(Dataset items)
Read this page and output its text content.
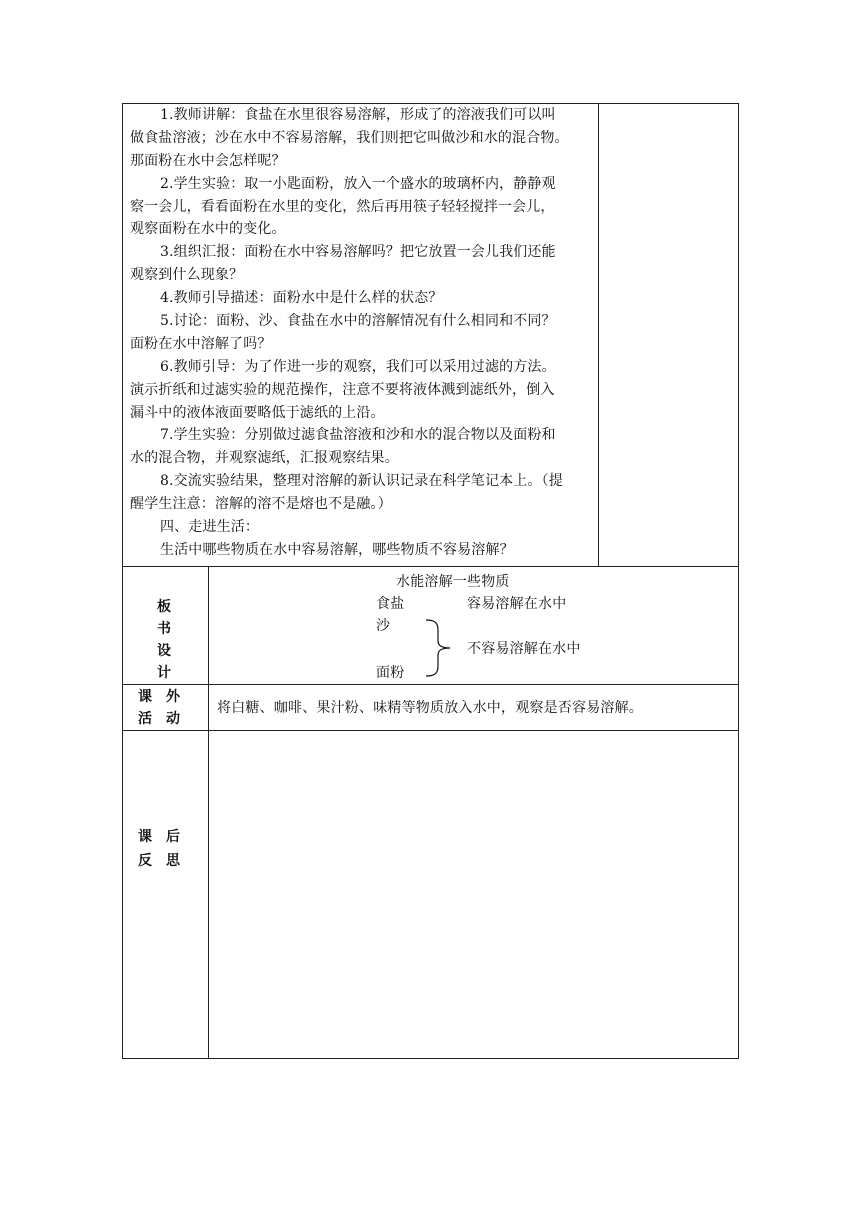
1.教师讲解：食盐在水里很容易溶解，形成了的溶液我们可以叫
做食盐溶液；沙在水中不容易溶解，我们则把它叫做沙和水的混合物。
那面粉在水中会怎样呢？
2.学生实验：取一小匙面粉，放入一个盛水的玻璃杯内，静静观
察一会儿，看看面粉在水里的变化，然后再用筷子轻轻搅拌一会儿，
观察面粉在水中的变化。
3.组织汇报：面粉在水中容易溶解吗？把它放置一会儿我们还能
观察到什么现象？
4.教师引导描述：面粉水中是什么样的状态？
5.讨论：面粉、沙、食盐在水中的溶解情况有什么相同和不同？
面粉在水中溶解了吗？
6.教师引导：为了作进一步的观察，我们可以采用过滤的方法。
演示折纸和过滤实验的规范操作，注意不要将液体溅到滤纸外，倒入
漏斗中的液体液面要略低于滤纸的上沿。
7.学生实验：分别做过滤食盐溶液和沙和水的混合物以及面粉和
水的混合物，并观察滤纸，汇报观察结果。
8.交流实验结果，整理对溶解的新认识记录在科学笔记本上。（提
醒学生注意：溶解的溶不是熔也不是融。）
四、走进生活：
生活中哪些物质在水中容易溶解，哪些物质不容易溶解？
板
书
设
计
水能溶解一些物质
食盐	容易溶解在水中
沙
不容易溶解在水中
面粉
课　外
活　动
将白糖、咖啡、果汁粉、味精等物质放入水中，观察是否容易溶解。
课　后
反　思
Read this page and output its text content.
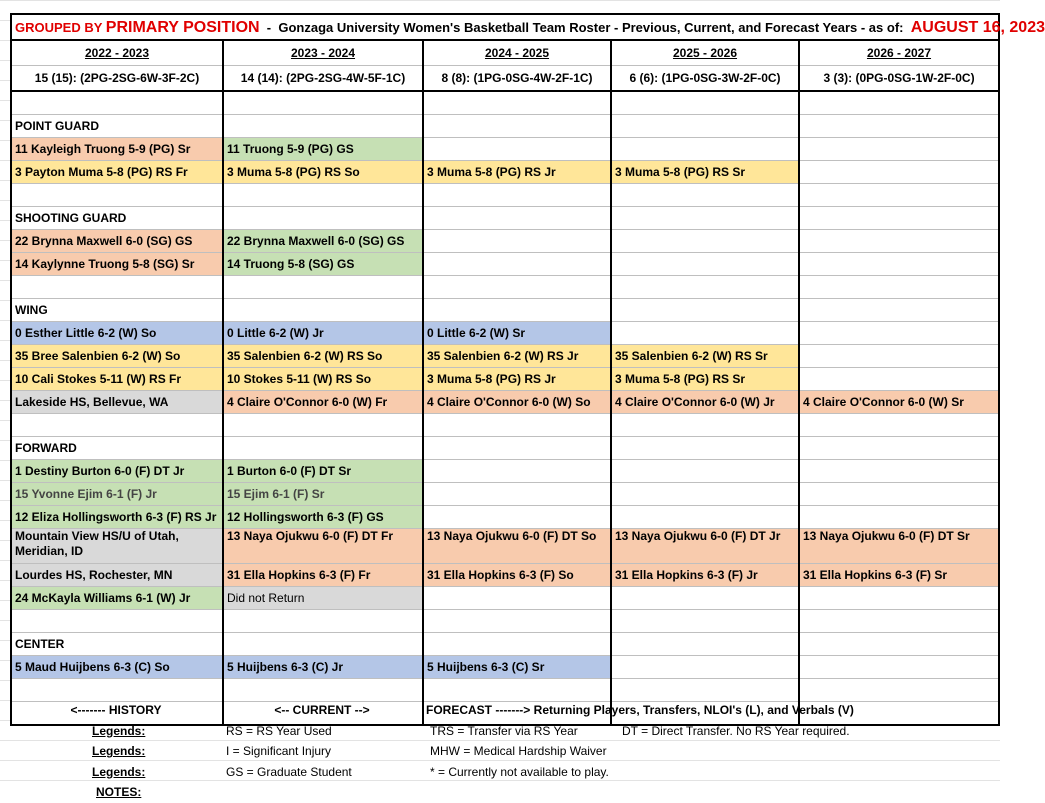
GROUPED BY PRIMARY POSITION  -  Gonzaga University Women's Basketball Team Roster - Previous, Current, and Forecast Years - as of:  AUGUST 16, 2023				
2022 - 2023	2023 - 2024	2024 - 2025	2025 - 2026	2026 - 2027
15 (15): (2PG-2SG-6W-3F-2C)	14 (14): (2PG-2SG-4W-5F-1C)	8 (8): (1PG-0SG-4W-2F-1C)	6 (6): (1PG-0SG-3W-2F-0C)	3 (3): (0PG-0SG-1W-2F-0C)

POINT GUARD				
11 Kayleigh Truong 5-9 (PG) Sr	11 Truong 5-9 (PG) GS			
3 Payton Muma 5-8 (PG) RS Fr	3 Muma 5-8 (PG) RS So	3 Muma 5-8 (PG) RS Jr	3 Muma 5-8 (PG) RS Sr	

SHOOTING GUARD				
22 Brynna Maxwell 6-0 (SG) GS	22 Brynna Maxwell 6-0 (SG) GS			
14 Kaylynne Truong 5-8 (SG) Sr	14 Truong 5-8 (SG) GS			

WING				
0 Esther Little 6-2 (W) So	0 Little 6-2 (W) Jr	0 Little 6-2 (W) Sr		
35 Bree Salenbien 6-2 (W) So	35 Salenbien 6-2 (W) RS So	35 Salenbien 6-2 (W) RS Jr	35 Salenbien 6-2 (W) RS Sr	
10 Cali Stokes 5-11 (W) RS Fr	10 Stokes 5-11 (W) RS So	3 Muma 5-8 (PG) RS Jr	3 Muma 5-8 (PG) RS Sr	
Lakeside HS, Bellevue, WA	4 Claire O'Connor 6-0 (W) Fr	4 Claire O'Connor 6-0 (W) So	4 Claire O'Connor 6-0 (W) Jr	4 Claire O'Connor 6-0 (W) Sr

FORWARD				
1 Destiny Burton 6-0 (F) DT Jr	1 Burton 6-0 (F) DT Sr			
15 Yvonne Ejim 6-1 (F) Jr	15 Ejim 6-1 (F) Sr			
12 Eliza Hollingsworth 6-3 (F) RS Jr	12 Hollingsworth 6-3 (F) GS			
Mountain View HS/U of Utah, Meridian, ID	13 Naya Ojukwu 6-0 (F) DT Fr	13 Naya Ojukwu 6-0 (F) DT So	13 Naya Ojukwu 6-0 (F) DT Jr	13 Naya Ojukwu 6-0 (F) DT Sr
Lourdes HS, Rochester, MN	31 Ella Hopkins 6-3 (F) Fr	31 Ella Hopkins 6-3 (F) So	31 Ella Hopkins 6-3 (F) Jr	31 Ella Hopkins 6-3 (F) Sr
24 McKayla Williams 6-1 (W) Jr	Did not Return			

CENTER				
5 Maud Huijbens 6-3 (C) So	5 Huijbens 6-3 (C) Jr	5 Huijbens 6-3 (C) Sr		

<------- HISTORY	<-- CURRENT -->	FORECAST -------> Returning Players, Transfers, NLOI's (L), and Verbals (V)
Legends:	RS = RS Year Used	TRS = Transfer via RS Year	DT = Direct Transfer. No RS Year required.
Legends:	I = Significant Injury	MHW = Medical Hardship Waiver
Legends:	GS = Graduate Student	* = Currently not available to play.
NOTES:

• Instructions for the task: List the lines that contain the word "学生实验".

• Solution to this task:
2.学生实验：取一小匙面粉，放入一个盛水的玻璃杯内，静静观
7.学生实验：分别做过滤食盐溶液和沙和水的混合物以及面粉和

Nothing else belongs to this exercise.